Show each line from the listing that includes the word "view".

>>

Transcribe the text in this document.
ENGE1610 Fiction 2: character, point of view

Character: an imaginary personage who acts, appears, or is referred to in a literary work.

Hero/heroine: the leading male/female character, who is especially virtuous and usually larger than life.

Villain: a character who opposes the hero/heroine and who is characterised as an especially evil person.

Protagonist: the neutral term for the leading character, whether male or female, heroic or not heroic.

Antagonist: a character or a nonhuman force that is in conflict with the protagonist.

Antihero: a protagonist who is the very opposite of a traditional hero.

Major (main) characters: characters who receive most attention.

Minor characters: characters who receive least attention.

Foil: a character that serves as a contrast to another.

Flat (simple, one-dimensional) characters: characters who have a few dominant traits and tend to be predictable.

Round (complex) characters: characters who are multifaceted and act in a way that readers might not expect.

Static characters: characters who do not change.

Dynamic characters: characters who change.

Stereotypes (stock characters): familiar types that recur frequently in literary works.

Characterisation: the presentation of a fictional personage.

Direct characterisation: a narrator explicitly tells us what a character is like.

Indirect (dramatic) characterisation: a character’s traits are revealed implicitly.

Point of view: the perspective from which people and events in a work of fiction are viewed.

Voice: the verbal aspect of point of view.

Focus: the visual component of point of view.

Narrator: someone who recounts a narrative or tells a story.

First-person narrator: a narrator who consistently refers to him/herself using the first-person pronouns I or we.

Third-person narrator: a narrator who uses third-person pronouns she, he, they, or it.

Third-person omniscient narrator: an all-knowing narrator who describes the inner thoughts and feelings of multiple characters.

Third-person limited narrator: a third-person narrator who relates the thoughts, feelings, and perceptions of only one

<<

Output for this exercise.
ENGE1610 Fiction 2: character, point of view
Point of view: the perspective from which people and events in a work of fiction are viewed.
Voice: the verbal aspect of point of view.
Focus: the visual component of point of view.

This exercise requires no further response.